Data excerpts:
## START

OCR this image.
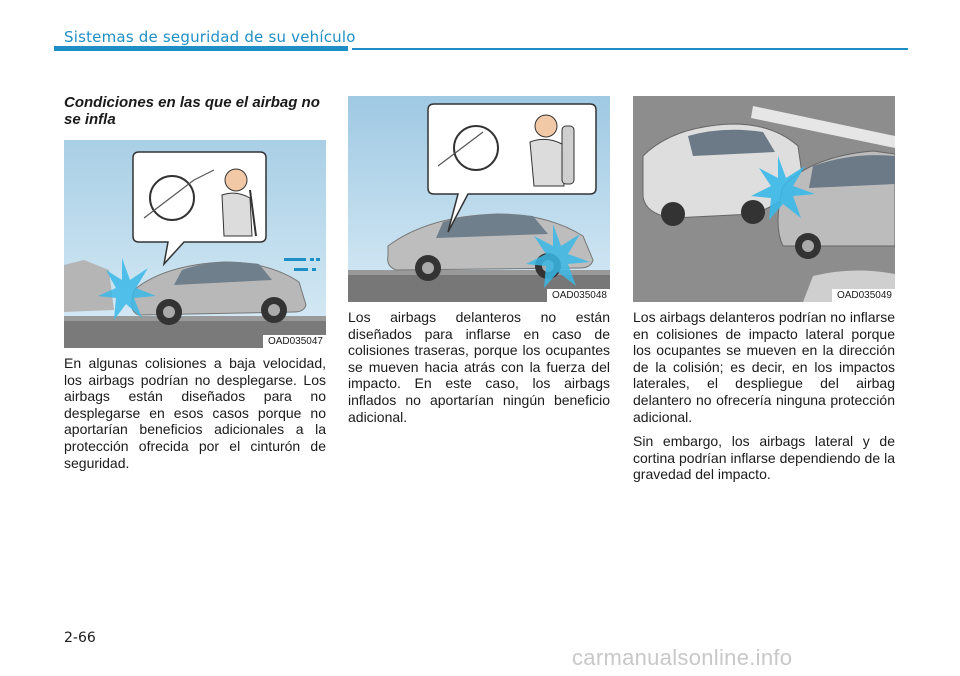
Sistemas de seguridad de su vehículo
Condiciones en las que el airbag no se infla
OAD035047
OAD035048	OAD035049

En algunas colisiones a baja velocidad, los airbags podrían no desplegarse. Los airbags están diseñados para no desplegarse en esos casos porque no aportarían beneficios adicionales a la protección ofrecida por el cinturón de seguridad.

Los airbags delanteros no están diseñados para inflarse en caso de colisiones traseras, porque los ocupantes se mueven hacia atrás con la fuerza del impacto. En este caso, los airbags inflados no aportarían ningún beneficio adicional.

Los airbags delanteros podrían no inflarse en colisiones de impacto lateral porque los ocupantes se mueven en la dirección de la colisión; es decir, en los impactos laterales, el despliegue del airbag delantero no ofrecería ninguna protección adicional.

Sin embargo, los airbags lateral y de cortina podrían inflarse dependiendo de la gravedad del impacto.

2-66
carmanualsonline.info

## END

## What you should do
Retype the data above exactly; pictures are not part of the copy.

## Expected answer
OCR this image.
Sistemas de seguridad de su vehículo
Condiciones en las que el airbag no se infla
OAD035047
OAD035048	OAD035049

En algunas colisiones a baja velocidad, los airbags podrían no desplegarse. Los airbags están diseñados para no desplegarse en esos casos porque no aportarían beneficios adicionales a la protección ofrecida por el cinturón de seguridad.

Los airbags delanteros no están diseñados para inflarse en caso de colisiones traseras, porque los ocupantes se mueven hacia atrás con la fuerza del impacto. En este caso, los airbags inflados no aportarían ningún beneficio adicional.

Los airbags delanteros podrían no inflarse en colisiones de impacto lateral porque los ocupantes se mueven en la dirección de la colisión; es decir, en los impactos laterales, el despliegue del airbag delantero no ofrecería ninguna protección adicional.

Sin embargo, los airbags lateral y de cortina podrían inflarse dependiendo de la gravedad del impacto.

2-66
carmanualsonline.info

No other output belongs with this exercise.